Draw out every line with the word "Matthias" from the listing below.

....

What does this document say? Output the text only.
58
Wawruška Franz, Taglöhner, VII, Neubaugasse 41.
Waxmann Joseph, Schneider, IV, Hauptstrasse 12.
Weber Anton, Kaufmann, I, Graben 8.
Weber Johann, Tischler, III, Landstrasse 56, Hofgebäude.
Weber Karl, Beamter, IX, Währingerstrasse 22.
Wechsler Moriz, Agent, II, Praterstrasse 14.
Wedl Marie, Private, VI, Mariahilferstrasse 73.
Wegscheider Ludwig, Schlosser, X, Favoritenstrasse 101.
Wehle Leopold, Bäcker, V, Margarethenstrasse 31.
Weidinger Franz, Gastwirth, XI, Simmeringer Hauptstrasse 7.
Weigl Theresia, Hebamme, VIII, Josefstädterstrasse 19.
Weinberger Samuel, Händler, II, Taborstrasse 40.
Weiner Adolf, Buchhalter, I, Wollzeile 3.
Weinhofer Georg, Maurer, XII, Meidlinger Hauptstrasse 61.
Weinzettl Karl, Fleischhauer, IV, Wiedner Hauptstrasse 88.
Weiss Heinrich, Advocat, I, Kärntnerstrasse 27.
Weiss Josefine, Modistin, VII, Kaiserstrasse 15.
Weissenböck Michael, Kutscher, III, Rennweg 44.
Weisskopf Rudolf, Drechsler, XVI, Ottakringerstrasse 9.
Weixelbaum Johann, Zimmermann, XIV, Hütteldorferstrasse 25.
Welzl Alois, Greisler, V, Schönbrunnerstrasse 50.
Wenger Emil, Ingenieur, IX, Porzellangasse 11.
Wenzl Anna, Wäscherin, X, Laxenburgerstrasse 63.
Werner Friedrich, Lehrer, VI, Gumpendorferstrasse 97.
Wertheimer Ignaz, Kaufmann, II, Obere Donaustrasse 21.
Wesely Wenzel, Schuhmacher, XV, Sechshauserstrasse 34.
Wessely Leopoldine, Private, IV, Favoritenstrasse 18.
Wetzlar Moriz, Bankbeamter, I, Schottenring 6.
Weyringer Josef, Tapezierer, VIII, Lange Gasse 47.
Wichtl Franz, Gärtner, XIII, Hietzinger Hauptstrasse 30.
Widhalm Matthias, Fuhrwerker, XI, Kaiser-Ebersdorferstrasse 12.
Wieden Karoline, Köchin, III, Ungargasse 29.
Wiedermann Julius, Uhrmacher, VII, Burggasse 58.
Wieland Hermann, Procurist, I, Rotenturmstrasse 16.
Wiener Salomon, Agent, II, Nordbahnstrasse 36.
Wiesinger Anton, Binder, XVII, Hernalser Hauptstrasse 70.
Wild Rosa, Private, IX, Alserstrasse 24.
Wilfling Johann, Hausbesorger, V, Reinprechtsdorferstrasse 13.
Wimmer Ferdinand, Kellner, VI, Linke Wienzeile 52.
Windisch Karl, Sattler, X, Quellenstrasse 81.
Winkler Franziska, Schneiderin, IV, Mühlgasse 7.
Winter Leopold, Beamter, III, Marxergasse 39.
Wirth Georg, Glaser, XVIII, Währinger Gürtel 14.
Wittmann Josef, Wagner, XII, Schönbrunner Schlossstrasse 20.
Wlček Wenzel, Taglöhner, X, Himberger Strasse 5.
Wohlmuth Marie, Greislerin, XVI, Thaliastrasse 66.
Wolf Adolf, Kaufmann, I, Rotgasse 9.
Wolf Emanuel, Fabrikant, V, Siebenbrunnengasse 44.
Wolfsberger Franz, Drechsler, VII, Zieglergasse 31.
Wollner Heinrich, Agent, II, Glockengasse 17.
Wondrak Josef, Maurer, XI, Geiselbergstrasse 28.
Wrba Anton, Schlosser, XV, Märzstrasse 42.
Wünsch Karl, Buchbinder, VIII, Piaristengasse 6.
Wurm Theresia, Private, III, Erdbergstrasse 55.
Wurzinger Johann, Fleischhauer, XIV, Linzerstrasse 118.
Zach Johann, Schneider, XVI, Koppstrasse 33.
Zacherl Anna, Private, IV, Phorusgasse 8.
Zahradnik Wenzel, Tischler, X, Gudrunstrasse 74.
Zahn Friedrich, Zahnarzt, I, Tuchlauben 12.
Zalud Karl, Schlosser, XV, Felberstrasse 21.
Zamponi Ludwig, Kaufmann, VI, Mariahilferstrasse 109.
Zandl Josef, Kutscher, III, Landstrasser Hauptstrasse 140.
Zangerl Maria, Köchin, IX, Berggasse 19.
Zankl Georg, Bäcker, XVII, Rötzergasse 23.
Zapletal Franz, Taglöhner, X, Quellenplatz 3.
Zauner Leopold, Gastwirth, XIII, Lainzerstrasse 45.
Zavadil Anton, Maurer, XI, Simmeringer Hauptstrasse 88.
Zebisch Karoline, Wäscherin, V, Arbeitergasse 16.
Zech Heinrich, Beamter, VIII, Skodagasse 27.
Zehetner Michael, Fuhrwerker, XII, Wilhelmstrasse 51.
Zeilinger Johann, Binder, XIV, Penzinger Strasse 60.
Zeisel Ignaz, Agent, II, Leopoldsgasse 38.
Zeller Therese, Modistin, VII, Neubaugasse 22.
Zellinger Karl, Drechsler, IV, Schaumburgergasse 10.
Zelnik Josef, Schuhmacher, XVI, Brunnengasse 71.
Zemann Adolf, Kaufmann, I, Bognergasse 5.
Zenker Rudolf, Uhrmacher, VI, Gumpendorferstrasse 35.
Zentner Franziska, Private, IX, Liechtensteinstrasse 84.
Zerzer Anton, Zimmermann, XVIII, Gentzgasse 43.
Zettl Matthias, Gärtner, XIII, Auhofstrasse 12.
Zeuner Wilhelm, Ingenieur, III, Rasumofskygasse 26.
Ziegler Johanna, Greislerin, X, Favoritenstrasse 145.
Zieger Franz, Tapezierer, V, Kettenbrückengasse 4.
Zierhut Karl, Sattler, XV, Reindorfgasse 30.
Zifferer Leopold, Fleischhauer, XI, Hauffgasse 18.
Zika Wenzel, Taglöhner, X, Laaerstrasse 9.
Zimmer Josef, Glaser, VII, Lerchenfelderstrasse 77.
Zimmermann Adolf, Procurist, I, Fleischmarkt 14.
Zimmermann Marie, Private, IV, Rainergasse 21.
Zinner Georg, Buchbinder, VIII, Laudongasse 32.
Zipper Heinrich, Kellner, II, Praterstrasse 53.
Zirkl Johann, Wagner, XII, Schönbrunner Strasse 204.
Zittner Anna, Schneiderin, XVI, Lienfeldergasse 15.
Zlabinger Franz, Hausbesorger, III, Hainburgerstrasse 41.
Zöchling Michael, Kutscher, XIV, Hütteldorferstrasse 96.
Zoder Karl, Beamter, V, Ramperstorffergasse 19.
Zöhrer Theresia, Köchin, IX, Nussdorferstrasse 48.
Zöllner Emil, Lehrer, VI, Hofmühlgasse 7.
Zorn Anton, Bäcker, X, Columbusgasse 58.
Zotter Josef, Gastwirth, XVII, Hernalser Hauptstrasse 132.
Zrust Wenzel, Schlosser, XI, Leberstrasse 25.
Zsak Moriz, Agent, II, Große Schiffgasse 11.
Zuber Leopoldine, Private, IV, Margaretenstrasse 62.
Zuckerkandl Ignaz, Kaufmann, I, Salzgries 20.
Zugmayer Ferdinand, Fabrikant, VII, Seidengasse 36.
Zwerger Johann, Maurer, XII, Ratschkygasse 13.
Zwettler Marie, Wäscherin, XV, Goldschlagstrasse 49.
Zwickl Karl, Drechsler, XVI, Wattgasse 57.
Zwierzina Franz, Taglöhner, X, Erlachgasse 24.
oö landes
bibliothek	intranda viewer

....

◆ FINAL RESULT ◆
Widhalm Matthias, Fuhrwerker, XI, Kaiser-Ebersdorferstrasse 12.
Zettl Matthias, Gärtner, XIII, Auhofstrasse 12.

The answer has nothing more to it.